Your task is to write out the complete listing exactly as it is shown.

-- EXCERPTED RECORDS --
• • • •

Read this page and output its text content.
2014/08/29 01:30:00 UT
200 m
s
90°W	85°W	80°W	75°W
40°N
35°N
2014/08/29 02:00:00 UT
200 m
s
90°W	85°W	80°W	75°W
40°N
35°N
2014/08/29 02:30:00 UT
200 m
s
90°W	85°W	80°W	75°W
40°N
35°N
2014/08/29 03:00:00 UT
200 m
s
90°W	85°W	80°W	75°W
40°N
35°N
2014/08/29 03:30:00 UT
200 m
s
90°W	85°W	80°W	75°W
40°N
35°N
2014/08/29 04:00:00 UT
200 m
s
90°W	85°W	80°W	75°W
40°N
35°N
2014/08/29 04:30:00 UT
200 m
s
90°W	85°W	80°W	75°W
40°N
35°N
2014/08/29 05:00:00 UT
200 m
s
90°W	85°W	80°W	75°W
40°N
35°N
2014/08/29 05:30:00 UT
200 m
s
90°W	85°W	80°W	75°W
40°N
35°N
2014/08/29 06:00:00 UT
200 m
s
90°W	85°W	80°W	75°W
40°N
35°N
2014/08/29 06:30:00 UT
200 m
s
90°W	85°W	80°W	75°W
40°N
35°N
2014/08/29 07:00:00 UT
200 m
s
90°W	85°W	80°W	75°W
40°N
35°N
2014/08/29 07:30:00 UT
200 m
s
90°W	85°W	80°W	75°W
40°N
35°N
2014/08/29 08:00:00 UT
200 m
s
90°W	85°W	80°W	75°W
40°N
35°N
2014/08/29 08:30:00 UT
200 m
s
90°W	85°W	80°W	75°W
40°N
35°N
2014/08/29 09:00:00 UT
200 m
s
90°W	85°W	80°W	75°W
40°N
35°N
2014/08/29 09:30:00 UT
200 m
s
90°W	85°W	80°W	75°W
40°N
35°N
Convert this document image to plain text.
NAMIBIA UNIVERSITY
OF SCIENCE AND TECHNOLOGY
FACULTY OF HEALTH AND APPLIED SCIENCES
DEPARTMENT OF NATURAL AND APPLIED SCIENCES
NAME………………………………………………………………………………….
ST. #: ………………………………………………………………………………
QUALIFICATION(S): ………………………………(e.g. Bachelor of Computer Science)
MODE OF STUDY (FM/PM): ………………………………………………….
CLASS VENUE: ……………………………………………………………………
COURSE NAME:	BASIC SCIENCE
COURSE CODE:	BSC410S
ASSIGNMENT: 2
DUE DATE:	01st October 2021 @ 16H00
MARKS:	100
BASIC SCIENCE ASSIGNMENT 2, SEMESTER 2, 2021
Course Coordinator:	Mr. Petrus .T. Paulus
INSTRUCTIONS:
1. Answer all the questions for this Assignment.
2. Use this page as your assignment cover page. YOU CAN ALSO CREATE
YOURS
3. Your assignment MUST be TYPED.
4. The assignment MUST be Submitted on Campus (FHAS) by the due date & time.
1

• • • •

-- RESULT --
Read this page and output its text content.
2014/08/29 01:30:00 UT
200 m
s
90°W	85°W	80°W	75°W
40°N
35°N
2014/08/29 02:00:00 UT
200 m
s
90°W	85°W	80°W	75°W
40°N
35°N
2014/08/29 02:30:00 UT
200 m
s
90°W	85°W	80°W	75°W
40°N
35°N
2014/08/29 03:00:00 UT
200 m
s
90°W	85°W	80°W	75°W
40°N
35°N
2014/08/29 03:30:00 UT
200 m
s
90°W	85°W	80°W	75°W
40°N
35°N
2014/08/29 04:00:00 UT
200 m
s
90°W	85°W	80°W	75°W
40°N
35°N
2014/08/29 04:30:00 UT
200 m
s
90°W	85°W	80°W	75°W
40°N
35°N
2014/08/29 05:00:00 UT
200 m
s
90°W	85°W	80°W	75°W
40°N
35°N
2014/08/29 05:30:00 UT
200 m
s
90°W	85°W	80°W	75°W
40°N
35°N
2014/08/29 06:00:00 UT
200 m
s
90°W	85°W	80°W	75°W
40°N
35°N
2014/08/29 06:30:00 UT
200 m
s
90°W	85°W	80°W	75°W
40°N
35°N
2014/08/29 07:00:00 UT
200 m
s
90°W	85°W	80°W	75°W
40°N
35°N
2014/08/29 07:30:00 UT
200 m
s
90°W	85°W	80°W	75°W
40°N
35°N
2014/08/29 08:00:00 UT
200 m
s
90°W	85°W	80°W	75°W
40°N
35°N
2014/08/29 08:30:00 UT
200 m
s
90°W	85°W	80°W	75°W
40°N
35°N
2014/08/29 09:00:00 UT
200 m
s
90°W	85°W	80°W	75°W
40°N
35°N
2014/08/29 09:30:00 UT
200 m
s
90°W	85°W	80°W	75°W
40°N
35°N
Convert this document image to plain text.
NAMIBIA UNIVERSITY
OF SCIENCE AND TECHNOLOGY
FACULTY OF HEALTH AND APPLIED SCIENCES
DEPARTMENT OF NATURAL AND APPLIED SCIENCES
NAME………………………………………………………………………………….
ST. #: ………………………………………………………………………………
QUALIFICATION(S): ………………………………(e.g. Bachelor of Computer Science)
MODE OF STUDY (FM/PM): ………………………………………………….
CLASS VENUE: ……………………………………………………………………
COURSE NAME:	BASIC SCIENCE
COURSE CODE:	BSC410S
ASSIGNMENT: 2
DUE DATE:	01st October 2021 @ 16H00
MARKS:	100
BASIC SCIENCE ASSIGNMENT 2, SEMESTER 2, 2021
Course Coordinator:	Mr. Petrus .T. Paulus
INSTRUCTIONS:
1. Answer all the questions for this Assignment.
2. Use this page as your assignment cover page. YOU CAN ALSO CREATE
YOURS
3. Your assignment MUST be TYPED.
4. The assignment MUST be Submitted on Campus (FHAS) by the due date & time.
1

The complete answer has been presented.